• **Problem details**
Extract every line from the records below that contains the word "лінія".

┄┄┄┄┄┄┄┄┄┄

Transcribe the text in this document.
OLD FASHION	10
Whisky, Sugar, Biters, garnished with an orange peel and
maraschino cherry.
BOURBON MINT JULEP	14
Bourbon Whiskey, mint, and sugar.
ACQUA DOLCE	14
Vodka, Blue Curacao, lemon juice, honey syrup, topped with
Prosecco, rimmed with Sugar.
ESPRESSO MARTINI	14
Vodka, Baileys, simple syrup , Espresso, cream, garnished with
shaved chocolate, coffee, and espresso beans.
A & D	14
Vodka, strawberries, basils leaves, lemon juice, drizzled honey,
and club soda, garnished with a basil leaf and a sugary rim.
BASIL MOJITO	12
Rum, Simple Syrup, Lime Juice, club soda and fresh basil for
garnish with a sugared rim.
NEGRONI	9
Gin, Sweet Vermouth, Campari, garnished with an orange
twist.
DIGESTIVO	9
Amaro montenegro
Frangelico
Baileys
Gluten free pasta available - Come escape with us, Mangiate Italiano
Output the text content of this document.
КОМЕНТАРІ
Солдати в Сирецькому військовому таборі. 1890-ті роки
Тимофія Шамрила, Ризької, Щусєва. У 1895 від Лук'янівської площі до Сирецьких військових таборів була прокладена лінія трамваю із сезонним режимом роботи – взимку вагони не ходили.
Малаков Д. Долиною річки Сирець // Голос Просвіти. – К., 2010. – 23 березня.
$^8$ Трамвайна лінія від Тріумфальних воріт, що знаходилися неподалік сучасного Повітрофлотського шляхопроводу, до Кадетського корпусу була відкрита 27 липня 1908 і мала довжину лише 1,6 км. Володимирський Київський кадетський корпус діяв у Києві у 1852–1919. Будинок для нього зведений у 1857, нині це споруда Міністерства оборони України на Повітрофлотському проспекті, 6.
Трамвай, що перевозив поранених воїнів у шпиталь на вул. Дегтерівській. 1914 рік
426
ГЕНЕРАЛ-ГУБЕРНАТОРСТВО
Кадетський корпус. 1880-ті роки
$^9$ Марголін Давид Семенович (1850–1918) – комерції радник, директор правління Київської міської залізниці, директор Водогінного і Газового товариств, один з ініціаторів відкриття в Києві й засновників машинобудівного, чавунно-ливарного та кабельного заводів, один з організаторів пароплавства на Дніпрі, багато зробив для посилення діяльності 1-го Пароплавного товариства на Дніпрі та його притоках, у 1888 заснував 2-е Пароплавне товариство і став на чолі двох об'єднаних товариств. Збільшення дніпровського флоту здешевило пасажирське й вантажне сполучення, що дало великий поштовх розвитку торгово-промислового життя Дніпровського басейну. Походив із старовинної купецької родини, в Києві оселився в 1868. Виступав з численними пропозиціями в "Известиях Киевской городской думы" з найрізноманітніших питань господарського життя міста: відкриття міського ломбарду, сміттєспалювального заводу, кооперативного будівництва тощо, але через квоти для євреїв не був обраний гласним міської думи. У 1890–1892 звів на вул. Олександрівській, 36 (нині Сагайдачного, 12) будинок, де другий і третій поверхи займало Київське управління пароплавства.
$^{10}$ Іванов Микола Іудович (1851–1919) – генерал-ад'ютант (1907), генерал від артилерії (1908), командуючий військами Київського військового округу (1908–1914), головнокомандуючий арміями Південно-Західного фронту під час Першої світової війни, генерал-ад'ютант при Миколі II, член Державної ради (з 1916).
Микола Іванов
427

┄┄┄┄┄┄┄┄┄┄

• **Result of this task**
Тимофія Шамрила, Ризької, Щусєва. У 1895 від Лук'янівської площі до Сирецьких військових таборів була прокладена лінія трамваю із сезонним режимом роботи – взимку вагони не ходили.
$^8$ Трамвайна лінія від Тріумфальних воріт, що знаходилися неподалік сучасного Повітрофлотського шляхопроводу, до Кадетського корпусу була відкрита 27 липня 1908 і мала довжину лише 1,6 км. Володимирський Київський кадетський корпус діяв у Києві у 1852–1919. Будинок для нього зведений у 1857, нині це споруда Міністерства оборони України на Повітрофлотському проспекті, 6.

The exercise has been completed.